───── Extrait du texte ─────

Lesté du poids du passé, d’une
culpabilité généralisée, tourné dans un noir et blanc carré-coupant dû au
brillant Heinz Pehlke, d’ailleurs DP sur le Monpti de Romy + HB, Les
Mutins du Yorik ne flanche pas, évite de sacrifier au happy ending, relit le pacte faustien de Goethe et la force du destin de
Verdi. S’il s’inscrit dans des courants reconnaissables, « réalisme
poétique » et « fantastique social » ; s’il navigue dans
les eaux troublées de Pépé le Moko, bateau parti compris,
de Maya,
huis clos pareillement sépulcral, des Orgueilleux, exotisme étouffant idem ; s’il porte témoignage de sa
période, doublement, puisque des munitions se voient maquillées en camelote de
compote de prune, direction l’Afrique du Nord, afin d’alimenter a priori un conflit d’indépendance,
« guerre sans nom » franco-algérienne réduite à des
« événements » pacifiés, enfin, en 1962 ; s’il parvient à
rejoindre notre époque de « migrants », Ulysse combatifs et
dépressifs débarqués sur une Europe falote, le métrage de Georg Tressler,
co-production entre l’Allemagne et le Mexique, pays d’adoption, d’élection, de
l’écrivain sous pseudonyme, dépasse le cadre chronologique, métaphorique, pour
atteindre une dimension de moralité contemporaine. Cet univers sans dieu,
majuscule implicite, sans justice, espoir, avenir, horizon, envasé dans une
immanence dépourvue de transcendance, de bienséance, englué dans une permanence
infernale, tu le reconnais tien, lecteur, lectrice, à moins de vivre dans un
monastère, un couvent, en ermite ou en humaniste. Film sec et précis, film
existentialiste, naturaliste et symboliste, muni d’une dantesque chaudière
vénère aux allures de four crématoire de terrible mémoire, Les Mutins du Yorik possède
en outre une « parenthèse enchantée » de bonheur éphémère, illusoire,
digne de son homologue dans La Grande Illusion et peut-être davantage
poignante, allez, déploie une noblesse de contrat meurtrier refusé, adieu à la
rédemption administrative, bonjour au marché où acheter en souriant un châle
nostalgique, un instrument de musique.
Certes, Horst & Mario le portent
sur leurs épaules de parias, Elke l’illumine de sa candeur antique, lucide,
déjà désenchantée, mais l’ensemble de la distribution ne démérite pas, croyez-moi.

─────

### À faire
Reprenez la critique du film Les Mutins du Yorik après sa dernière phrase et poursuivez-la.

───── Extrait de données ─────

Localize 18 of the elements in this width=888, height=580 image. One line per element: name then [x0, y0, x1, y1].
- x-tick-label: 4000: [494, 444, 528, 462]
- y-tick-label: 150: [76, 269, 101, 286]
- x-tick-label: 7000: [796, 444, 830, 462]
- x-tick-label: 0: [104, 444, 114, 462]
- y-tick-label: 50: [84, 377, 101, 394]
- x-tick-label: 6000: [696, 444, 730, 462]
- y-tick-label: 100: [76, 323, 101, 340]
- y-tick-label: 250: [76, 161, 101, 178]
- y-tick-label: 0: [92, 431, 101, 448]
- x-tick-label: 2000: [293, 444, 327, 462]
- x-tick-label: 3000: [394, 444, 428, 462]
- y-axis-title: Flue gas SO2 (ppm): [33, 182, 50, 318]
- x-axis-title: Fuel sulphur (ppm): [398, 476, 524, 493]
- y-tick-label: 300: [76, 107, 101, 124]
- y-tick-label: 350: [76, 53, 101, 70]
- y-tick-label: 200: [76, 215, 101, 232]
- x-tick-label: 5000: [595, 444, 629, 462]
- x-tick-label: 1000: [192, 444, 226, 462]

─────

### Réponse
Je ne sais ce que vaut le reste de la filmo de Tressler, je m’en fiche un brin,
du haut de ma vie raccourcie, je peux cependant vous assurer que son odyssée de
poche vaut son billet, de cinéma chez soi, de voyage vers le naufrage. Je
n’écris pas à propos d’un chef-d’œuvre méconnu, d’une pièce maîtresse oubliée,
à placer entre Murnau & Fassbinder, surtout ceux du Dernier des hommes et de Querelle,
je célèbre à sa mesure, sans démesure, une œuvre de valeur, innervée de
rancœur, de douceur, de détresse, de violence, de solitude, de finitude, de
mélancolie, de suie et de tragédie. Avec son Anvers liminaire, mutique,
d’arnaque sexuelle à la Left Bank, de prologue
nocturne à la Psychose, son commissariat germanique, sarcastique, décoré d’une
affiche de récompense en français, son errance programmée, étatique,
transfrontière, son rêve avarié de retourner à La Nouvelle-Orléans, Obsession
à la con noyée dans l’impitoyable « principe de réalité », sa
maîtrise du studio tressé aux extérieurs d’Espagne, son assassinat de
récalcitrant jeté à la baille, ses funérailles de binoclard sacrifié, bouffé
par la fumée, sa solidarité de démunis damnés de déréliction, sa brune serveuse
généreuse d’escale triviale, sa scène de désastre aquatique tétanisante, plus
puissante dans son humilité que le spectaculaire paquebot de parvenu(s) filmé
en bocal, à la verticale, par James Cameron, ce fleuron de la UFA convainc
constamment, contrairement à la sociologie chorale, bancale, de l’opus dessalé cité en introduction. Jamais
science exacte, le cinéma, allemand ou pas, réserve ainsi son lot, son fret, de
surprises réussies, celle-ci à savourer en VO, en ligne jusqu’en avril, beau
poisson péché sans blague, qui ne divague, qui nous dit deux ou trois choses
pertinentes, séduisantes, au sujet de notre précieuse et triste
« condition » amphibie, même en 2018.